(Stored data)
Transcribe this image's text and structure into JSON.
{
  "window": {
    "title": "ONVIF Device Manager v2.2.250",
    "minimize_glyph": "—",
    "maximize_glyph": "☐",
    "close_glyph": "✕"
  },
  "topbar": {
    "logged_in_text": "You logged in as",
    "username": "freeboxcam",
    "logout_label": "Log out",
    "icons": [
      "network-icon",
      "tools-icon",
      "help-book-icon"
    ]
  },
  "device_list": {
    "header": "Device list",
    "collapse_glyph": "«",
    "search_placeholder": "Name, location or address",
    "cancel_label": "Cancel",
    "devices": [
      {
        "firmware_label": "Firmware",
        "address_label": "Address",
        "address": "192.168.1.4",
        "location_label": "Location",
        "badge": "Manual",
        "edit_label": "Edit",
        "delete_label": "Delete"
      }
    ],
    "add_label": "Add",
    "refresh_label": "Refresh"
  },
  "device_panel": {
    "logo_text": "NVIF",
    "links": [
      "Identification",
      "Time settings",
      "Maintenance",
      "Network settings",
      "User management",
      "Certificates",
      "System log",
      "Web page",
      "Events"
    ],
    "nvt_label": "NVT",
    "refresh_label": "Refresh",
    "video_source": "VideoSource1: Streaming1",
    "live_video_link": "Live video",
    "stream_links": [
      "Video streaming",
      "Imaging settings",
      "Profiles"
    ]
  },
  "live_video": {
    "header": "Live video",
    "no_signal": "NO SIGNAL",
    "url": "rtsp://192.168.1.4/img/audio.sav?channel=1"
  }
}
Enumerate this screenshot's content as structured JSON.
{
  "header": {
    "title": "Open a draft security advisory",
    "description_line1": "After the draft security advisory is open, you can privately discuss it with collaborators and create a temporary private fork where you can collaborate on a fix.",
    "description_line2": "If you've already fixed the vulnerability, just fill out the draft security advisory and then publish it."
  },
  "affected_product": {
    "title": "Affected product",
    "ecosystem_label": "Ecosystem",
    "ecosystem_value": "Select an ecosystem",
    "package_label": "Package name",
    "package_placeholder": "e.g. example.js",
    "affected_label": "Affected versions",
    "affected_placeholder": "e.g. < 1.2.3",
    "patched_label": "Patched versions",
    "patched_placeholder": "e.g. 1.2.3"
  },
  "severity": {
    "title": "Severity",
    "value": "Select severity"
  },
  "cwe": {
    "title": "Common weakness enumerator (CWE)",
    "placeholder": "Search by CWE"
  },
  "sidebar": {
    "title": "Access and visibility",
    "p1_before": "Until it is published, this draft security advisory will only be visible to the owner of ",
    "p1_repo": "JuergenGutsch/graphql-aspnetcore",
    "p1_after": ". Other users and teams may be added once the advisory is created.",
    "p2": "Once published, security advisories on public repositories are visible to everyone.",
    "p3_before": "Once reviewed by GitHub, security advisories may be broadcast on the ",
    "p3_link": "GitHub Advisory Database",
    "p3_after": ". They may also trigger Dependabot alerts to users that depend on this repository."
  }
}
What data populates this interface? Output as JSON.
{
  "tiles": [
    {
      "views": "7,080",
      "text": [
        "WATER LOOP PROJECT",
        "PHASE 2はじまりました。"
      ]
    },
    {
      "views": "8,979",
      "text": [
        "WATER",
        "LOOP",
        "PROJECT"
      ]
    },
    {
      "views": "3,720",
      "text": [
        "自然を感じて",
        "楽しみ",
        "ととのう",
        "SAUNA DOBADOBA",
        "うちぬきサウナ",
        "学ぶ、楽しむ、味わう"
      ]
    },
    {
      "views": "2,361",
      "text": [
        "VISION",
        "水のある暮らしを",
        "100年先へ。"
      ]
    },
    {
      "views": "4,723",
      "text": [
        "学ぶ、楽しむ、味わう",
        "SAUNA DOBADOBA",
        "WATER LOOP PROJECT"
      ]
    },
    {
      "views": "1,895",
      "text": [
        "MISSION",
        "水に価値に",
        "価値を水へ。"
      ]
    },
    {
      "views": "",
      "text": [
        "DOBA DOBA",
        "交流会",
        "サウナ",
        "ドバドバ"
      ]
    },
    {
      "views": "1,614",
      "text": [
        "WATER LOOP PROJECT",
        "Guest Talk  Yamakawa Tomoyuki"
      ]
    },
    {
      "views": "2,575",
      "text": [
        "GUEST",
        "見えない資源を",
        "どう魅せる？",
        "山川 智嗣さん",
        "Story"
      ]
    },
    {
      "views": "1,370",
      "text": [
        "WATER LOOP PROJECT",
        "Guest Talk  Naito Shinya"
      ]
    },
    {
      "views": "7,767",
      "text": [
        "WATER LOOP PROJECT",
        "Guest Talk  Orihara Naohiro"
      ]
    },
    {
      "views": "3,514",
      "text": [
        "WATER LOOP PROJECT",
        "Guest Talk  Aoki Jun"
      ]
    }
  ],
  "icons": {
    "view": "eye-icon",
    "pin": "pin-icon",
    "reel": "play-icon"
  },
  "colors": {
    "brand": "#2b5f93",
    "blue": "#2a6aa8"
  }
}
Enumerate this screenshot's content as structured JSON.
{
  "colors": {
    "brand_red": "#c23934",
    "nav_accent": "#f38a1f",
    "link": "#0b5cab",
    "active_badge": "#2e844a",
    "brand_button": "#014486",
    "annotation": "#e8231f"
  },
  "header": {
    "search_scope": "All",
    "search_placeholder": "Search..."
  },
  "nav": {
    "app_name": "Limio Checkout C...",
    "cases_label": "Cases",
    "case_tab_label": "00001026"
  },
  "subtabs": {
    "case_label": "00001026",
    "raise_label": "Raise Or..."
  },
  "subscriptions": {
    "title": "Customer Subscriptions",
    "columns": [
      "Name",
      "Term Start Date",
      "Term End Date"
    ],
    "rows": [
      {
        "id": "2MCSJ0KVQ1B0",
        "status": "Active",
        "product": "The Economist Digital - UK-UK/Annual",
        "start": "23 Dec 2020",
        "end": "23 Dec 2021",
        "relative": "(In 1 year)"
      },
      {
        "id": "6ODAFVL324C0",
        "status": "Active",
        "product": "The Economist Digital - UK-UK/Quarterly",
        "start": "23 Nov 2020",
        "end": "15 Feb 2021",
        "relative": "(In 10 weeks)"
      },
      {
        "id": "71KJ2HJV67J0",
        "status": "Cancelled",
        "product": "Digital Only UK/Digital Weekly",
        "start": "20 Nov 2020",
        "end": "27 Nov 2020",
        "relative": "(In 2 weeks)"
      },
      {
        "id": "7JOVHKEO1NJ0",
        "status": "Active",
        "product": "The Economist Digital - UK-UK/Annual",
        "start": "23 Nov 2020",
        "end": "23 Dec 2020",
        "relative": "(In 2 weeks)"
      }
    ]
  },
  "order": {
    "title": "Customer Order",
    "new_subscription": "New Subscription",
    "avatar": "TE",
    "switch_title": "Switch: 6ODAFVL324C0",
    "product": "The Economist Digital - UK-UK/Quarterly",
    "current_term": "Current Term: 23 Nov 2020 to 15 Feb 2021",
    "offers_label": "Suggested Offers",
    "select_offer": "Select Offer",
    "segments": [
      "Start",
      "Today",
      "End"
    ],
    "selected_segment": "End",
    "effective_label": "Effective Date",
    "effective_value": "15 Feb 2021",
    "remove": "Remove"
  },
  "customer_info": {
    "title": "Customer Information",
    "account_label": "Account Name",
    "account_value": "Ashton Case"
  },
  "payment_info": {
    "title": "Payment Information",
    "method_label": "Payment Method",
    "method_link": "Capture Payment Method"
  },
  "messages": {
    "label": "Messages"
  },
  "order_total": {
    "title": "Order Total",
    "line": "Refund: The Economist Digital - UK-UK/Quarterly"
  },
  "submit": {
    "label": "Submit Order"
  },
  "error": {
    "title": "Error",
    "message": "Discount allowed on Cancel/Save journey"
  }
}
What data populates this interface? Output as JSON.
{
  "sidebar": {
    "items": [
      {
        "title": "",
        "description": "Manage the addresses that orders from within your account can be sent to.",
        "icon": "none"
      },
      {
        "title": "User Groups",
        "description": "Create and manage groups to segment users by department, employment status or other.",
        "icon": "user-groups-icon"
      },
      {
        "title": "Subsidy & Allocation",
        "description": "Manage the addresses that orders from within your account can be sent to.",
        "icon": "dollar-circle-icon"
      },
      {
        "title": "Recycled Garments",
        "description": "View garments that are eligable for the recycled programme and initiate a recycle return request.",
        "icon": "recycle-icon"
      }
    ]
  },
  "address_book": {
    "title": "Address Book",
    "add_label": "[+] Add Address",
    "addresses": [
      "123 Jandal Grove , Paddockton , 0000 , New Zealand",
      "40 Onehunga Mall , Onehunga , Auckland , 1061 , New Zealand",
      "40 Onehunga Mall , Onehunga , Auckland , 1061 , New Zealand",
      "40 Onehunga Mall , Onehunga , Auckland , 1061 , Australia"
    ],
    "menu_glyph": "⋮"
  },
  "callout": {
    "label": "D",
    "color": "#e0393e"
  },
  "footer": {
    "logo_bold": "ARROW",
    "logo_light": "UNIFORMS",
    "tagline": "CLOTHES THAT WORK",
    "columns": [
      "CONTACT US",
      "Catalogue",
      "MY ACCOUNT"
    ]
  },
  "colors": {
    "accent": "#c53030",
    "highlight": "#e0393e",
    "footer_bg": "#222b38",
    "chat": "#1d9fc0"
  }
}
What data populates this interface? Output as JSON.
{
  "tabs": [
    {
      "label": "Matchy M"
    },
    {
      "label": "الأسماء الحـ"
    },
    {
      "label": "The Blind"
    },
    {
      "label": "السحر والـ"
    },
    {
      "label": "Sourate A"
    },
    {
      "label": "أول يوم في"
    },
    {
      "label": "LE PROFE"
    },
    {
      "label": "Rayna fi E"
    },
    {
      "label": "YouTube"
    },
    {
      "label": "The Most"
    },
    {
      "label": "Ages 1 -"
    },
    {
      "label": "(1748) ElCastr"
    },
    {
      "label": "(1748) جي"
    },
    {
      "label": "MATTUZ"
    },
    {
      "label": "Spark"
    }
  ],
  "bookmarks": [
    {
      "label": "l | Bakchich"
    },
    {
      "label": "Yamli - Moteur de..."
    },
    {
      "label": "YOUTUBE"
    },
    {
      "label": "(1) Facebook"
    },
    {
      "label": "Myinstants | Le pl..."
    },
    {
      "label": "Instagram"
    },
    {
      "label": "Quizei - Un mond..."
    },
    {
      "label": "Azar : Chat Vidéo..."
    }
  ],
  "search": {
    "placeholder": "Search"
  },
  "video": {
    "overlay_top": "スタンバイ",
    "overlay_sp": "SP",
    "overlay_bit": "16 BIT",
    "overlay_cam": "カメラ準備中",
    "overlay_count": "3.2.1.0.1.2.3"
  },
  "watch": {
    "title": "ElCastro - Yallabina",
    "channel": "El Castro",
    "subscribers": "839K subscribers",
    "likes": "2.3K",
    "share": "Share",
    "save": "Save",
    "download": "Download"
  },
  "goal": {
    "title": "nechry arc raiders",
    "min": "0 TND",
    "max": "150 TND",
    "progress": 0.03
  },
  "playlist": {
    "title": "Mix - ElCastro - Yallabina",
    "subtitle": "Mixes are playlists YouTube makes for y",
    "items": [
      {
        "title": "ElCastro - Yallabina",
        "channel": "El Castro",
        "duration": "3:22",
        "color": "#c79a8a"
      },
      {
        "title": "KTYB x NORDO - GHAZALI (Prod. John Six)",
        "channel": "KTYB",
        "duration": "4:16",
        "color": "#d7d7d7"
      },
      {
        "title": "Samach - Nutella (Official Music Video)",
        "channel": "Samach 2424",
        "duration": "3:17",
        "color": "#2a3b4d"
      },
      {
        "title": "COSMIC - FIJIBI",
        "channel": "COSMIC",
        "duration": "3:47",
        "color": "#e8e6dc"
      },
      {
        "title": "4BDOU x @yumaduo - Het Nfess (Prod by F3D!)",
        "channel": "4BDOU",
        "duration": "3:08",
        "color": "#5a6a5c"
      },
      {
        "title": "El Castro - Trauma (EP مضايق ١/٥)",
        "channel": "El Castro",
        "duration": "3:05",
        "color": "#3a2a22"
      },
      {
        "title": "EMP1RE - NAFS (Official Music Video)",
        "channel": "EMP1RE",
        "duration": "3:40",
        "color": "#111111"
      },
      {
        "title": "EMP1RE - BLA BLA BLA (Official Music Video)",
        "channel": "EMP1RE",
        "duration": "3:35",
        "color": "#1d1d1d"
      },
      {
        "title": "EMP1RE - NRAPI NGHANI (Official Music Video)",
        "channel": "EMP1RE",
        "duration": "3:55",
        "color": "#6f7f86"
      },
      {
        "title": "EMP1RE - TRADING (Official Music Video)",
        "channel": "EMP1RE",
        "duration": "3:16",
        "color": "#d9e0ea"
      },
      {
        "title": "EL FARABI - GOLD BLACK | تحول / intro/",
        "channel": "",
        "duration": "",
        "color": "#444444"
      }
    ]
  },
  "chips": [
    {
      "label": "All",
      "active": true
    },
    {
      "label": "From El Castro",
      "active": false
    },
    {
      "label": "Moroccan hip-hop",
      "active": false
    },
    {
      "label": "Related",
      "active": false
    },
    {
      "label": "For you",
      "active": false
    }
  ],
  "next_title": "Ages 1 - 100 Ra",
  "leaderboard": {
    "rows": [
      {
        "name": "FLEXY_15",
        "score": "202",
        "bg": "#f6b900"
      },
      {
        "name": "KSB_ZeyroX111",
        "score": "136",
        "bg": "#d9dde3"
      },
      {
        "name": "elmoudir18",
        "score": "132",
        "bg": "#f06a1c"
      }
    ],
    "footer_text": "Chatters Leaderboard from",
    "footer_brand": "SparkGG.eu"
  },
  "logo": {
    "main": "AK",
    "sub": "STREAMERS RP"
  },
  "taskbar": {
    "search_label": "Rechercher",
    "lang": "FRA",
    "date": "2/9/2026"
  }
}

**YOUR TASK**:
Identify every line above with the string "draft" in it. Copy those lines.

**EXERCISE SOLUTION**:
    "title": "Open a draft security advisory",
    "description_line1": "After the draft security advisory is open, you can privately discuss it with collaborators and create a temporary private fork where you can collaborate on a fix.",
    "description_line2": "If you've already fixed the vulnerability, just fill out the draft security advisory and then publish it."
    "p1_before": "Until it is published, this draft security advisory will only be visible to the owner of ",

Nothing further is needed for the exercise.